• **INPUT FOR THIS TASK**:
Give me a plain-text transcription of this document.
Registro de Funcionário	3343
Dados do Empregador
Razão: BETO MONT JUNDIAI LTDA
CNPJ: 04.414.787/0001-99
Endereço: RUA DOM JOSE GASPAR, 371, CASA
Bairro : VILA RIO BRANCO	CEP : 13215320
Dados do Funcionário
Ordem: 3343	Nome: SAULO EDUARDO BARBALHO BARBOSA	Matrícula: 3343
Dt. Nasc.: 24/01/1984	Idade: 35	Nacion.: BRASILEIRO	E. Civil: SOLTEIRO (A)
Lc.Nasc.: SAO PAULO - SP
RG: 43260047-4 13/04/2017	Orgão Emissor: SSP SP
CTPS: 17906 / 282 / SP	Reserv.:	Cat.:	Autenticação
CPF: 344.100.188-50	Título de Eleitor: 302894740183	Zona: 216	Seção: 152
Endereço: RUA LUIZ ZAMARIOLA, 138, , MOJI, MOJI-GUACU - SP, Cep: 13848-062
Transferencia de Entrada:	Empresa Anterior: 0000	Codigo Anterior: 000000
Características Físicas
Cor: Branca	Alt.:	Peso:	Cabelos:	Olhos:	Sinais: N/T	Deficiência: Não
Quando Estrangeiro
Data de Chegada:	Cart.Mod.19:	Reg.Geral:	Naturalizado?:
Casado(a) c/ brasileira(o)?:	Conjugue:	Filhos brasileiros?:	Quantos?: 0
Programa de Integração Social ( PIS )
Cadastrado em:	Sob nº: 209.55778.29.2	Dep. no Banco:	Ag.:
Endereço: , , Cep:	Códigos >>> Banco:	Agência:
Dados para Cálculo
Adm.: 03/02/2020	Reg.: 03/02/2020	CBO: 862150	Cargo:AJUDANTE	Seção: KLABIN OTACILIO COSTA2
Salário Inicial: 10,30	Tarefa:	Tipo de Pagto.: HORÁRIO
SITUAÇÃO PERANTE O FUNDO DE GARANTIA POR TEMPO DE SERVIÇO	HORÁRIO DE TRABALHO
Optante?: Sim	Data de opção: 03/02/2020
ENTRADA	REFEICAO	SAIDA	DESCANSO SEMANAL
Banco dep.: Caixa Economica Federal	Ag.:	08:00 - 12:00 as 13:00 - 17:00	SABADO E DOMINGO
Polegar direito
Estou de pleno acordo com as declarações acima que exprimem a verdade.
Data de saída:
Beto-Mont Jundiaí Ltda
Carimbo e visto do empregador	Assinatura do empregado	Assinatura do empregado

• **YOUR INSTRUCTIONS**:
Write only the number of lines that include "Funcionário".

• **SOLUTION FOR THIS PROBLEM**:
2